[INFORMATION PROVIDED Boundary: Start]
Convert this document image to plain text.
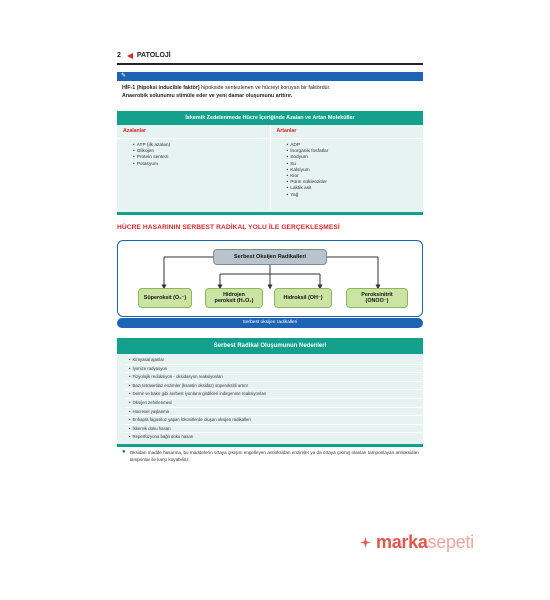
2 PATOLOJİ
✎

HİF-1 (hipoksi inducible faktör) hipokside sentezlenen ve hücreyi koruyan bir faktördür.

Anaerobik solunumu stimüle eder ve yeni damar oluşumunu arttırır.

İskemik Zedelenmede Hücre İçeriğinde Azalan ve Artan Moleküller
Azalanlar
• ATP (ilk azalan)
• Glikojen
• Protein sentezi
• Potasyum
Artanlar
• ADP
• İnorganik fosfatlar
• Sodyum
• Su
• Kalsiyum
• Klor
• Pürin nükleozitler
• Laktik asit
• Yağ
HÜCRE HASARININ SERBEST RADİKAL YOLU İLE GERÇEKLEŞMESİ
Serbest Oksijen Radikalleri
Süperoksit (O₂⁻)	Hidrojen
peroksit (H₂O₂)	Hidroksil (OH⁻)	Peroksinitrit
(ONOO⁻)
Serbest oksijen radikalleri
Serbest Radikal Oluşumunun Nedenleri
• Kimyasal ajanlar
• İyonize radyasyon
• Fizyolojik redoksiyon - oksidasyon reaksiyonları
• Bazı tetrasetilaz enzimler (ksantin oksidaz) süperoksitli artırır
• Demir ve bakır gibi serbest iyonların girdikleri indirgenme reaksiyonları
• Oksijen zehirlenmesi
• Hücresel yaşlanma
• Enhapta fagositoz yapan lökositlerde oluşan oksijen radikalleri
• İskemik doku hasarı
• Reperfüzyona bağlı doku hasarı
● Oksidan madde hasarına, bu maddelerin ortaya çıkışını engelleyen antioksidan enzimler ya da ortaya çıkmış olanları tamponlayan antioksidan tamponlar ile karşı koyabiliriz.
marka sepeti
[INFORMATION PROVIDED Boundary: End]
WHAT IS BEING ASKED >> Look through the entries above; find each line with the word "doku" and copy it.

PROBLEM SOLUTION >>
• İskemik doku hasarı
• Reperfüzyona bağlı doku hasarı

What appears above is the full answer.